BEGIN

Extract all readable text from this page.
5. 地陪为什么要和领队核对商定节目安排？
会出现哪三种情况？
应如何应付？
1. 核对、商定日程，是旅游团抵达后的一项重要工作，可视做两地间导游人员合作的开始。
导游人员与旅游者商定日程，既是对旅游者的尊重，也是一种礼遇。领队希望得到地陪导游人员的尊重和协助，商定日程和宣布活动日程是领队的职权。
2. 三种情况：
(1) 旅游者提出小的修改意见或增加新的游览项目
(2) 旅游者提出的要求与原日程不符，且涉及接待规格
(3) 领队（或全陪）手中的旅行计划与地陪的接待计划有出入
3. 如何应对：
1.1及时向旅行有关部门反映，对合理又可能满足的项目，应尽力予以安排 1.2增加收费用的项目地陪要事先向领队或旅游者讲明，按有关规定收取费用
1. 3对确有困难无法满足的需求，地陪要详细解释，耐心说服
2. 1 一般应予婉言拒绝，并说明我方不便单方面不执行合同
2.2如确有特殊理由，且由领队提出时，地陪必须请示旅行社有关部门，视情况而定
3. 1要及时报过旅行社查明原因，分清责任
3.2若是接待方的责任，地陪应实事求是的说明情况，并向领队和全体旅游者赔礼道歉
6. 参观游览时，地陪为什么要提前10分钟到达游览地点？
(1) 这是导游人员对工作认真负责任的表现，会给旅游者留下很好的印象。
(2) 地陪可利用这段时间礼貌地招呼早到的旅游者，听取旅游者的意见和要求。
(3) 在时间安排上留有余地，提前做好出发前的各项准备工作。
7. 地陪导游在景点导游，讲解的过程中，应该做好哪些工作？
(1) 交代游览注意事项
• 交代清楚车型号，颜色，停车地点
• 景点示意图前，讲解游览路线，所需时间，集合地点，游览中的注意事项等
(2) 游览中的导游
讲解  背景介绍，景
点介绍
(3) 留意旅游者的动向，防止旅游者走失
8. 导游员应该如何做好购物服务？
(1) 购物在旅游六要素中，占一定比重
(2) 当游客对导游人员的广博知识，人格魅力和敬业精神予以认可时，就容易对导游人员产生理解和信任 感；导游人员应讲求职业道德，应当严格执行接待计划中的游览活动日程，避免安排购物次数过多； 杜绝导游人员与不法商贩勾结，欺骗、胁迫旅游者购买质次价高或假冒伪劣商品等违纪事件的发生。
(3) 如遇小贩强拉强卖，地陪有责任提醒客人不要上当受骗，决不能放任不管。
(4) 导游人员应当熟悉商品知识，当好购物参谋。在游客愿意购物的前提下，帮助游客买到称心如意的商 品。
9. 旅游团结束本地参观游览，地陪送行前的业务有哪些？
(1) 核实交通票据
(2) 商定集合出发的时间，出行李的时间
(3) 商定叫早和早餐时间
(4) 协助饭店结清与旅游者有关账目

END

# OBJECTIVE
All of the lines above must be returned exactly.

# TASK RESPONSE
Extract all readable text from this page.
5. 地陪为什么要和领队核对商定节目安排？
会出现哪三种情况？
应如何应付？
1. 核对、商定日程，是旅游团抵达后的一项重要工作，可视做两地间导游人员合作的开始。
导游人员与旅游者商定日程，既是对旅游者的尊重，也是一种礼遇。领队希望得到地陪导游人员的尊重和协助，商定日程和宣布活动日程是领队的职权。
2. 三种情况：
(1) 旅游者提出小的修改意见或增加新的游览项目
(2) 旅游者提出的要求与原日程不符，且涉及接待规格
(3) 领队（或全陪）手中的旅行计划与地陪的接待计划有出入
3. 如何应对：
1.1及时向旅行有关部门反映，对合理又可能满足的项目，应尽力予以安排 1.2增加收费用的项目地陪要事先向领队或旅游者讲明，按有关规定收取费用
1. 3对确有困难无法满足的需求，地陪要详细解释，耐心说服
2. 1 一般应予婉言拒绝，并说明我方不便单方面不执行合同
2.2如确有特殊理由，且由领队提出时，地陪必须请示旅行社有关部门，视情况而定
3. 1要及时报过旅行社查明原因，分清责任
3.2若是接待方的责任，地陪应实事求是的说明情况，并向领队和全体旅游者赔礼道歉
6. 参观游览时，地陪为什么要提前10分钟到达游览地点？
(1) 这是导游人员对工作认真负责任的表现，会给旅游者留下很好的印象。
(2) 地陪可利用这段时间礼貌地招呼早到的旅游者，听取旅游者的意见和要求。
(3) 在时间安排上留有余地，提前做好出发前的各项准备工作。
7. 地陪导游在景点导游，讲解的过程中，应该做好哪些工作？
(1) 交代游览注意事项
• 交代清楚车型号，颜色，停车地点
• 景点示意图前，讲解游览路线，所需时间，集合地点，游览中的注意事项等
(2) 游览中的导游
讲解  背景介绍，景
点介绍
(3) 留意旅游者的动向，防止旅游者走失
8. 导游员应该如何做好购物服务？
(1) 购物在旅游六要素中，占一定比重
(2) 当游客对导游人员的广博知识，人格魅力和敬业精神予以认可时，就容易对导游人员产生理解和信任 感；导游人员应讲求职业道德，应当严格执行接待计划中的游览活动日程，避免安排购物次数过多； 杜绝导游人员与不法商贩勾结，欺骗、胁迫旅游者购买质次价高或假冒伪劣商品等违纪事件的发生。
(3) 如遇小贩强拉强卖，地陪有责任提醒客人不要上当受骗，决不能放任不管。
(4) 导游人员应当熟悉商品知识，当好购物参谋。在游客愿意购物的前提下，帮助游客买到称心如意的商 品。
9. 旅游团结束本地参观游览，地陪送行前的业务有哪些？
(1) 核实交通票据
(2) 商定集合出发的时间，出行李的时间
(3) 商定叫早和早餐时间
(4) 协助饭店结清与旅游者有关账目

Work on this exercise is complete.